#### Data for the task

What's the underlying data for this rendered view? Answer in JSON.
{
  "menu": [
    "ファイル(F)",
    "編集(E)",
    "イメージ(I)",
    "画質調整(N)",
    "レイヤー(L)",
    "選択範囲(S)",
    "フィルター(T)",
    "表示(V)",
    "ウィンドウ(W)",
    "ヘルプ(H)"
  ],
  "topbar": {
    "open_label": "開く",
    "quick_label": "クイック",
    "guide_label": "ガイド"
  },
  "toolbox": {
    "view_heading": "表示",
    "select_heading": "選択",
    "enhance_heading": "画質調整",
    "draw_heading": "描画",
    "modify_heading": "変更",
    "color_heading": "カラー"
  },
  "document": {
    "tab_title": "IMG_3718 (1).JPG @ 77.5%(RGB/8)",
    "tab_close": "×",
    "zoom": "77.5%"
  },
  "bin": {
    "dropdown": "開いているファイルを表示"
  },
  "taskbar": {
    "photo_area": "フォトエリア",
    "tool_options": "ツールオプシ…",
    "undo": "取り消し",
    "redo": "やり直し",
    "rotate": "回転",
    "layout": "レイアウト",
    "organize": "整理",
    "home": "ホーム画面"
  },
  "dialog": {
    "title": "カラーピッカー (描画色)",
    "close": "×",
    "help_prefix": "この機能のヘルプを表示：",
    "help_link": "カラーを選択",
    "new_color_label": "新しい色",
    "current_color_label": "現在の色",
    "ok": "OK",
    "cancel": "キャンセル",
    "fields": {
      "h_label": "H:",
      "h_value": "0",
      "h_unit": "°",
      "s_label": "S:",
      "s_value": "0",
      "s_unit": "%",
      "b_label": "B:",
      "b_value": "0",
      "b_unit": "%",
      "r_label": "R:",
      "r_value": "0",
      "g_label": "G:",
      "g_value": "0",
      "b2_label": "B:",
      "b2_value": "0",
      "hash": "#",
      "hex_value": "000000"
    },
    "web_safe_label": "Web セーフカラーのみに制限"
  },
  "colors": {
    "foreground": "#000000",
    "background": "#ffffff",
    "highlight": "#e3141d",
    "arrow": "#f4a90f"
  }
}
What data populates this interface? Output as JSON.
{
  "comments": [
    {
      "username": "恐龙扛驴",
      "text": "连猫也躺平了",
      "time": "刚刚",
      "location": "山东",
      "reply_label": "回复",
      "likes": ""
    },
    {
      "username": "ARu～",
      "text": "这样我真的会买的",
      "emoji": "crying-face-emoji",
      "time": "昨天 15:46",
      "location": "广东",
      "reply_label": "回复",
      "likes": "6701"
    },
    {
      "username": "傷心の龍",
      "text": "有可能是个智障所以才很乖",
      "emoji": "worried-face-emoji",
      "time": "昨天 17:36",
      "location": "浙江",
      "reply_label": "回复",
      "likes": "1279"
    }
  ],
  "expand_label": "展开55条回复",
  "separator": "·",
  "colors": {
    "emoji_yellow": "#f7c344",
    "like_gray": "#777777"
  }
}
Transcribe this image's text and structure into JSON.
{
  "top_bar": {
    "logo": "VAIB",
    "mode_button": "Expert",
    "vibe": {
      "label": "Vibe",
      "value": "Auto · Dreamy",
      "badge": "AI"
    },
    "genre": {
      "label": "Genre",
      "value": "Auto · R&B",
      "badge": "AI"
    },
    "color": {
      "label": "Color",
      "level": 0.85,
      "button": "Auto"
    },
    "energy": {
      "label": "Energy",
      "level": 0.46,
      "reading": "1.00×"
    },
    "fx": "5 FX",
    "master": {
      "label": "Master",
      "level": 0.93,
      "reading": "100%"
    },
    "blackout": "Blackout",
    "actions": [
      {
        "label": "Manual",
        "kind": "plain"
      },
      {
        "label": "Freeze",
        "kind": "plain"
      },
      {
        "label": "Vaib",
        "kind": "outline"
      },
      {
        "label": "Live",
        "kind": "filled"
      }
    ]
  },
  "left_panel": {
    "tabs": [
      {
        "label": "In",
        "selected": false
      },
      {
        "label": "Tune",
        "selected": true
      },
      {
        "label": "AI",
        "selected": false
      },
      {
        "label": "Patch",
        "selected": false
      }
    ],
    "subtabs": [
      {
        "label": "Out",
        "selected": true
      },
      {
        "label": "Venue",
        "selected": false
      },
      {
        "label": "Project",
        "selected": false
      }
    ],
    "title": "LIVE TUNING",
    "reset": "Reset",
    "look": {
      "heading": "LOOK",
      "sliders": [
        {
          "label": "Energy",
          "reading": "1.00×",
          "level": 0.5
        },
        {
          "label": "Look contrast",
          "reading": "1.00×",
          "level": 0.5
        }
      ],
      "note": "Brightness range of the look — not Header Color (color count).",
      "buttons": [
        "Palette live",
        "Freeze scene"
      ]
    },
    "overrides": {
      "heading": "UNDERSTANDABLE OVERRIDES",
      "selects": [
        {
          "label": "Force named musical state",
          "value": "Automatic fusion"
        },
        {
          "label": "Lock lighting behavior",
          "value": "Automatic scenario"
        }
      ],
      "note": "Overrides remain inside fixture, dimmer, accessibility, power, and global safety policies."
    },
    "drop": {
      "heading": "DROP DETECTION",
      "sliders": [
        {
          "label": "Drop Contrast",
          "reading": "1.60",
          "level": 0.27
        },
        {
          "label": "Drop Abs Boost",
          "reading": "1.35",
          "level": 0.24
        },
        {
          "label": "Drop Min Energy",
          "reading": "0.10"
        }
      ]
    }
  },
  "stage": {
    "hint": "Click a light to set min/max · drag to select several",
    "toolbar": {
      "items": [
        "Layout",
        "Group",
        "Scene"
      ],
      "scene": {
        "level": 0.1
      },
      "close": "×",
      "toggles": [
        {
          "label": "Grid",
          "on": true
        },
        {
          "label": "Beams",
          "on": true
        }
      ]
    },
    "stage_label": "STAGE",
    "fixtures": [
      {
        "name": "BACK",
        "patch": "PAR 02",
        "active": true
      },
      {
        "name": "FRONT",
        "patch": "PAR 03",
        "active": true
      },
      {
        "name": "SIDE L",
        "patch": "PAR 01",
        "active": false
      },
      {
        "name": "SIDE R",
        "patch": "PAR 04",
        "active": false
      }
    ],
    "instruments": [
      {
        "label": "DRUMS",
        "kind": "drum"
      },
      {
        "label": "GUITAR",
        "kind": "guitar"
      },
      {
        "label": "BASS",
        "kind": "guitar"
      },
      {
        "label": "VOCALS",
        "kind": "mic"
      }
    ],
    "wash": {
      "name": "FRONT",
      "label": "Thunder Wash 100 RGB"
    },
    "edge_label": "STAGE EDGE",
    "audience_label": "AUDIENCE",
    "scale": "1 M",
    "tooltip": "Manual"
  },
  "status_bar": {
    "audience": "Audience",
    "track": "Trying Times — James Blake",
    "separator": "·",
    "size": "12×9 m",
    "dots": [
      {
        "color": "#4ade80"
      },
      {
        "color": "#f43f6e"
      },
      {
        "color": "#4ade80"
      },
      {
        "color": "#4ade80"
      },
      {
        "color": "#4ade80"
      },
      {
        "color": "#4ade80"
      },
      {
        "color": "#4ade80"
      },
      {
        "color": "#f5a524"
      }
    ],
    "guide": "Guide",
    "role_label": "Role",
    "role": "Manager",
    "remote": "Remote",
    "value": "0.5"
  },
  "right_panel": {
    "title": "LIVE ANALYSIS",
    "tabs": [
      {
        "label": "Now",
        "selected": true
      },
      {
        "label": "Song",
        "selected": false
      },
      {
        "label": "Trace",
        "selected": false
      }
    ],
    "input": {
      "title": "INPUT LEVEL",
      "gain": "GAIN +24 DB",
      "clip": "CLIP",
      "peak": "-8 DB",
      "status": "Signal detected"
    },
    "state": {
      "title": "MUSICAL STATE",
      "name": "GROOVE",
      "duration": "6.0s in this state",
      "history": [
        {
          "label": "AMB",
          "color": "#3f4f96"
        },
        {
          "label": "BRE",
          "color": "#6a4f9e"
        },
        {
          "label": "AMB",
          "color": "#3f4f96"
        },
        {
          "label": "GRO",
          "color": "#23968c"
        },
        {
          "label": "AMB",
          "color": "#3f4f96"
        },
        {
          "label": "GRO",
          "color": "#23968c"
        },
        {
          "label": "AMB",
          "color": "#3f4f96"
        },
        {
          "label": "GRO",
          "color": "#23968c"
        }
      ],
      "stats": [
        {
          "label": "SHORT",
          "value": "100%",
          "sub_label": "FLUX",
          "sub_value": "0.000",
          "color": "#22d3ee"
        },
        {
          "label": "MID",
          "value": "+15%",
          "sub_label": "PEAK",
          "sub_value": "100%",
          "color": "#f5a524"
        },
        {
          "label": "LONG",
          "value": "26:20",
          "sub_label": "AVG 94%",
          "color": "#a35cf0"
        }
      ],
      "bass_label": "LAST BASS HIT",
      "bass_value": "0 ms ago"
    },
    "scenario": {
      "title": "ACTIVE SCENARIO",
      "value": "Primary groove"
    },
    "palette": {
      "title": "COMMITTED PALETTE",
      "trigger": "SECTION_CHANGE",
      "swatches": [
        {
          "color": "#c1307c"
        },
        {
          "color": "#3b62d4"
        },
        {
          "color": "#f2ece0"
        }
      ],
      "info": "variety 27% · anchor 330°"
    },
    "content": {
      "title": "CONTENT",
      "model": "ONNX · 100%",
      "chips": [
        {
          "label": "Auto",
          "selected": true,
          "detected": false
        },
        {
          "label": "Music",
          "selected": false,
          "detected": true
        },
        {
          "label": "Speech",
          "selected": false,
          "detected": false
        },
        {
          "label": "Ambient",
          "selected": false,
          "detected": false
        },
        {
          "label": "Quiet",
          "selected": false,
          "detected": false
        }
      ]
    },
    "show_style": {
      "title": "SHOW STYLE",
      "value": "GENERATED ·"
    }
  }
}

########

◆ What this task involves
Extract every line above that contains the word "reading".

◆ Complete response
      "reading": "1.00×"
      "reading": "100%"
          "reading": "1.00×",
          "reading": "1.00×",
          "reading": "1.60",
          "reading": "1.35",
          "reading": "0.10"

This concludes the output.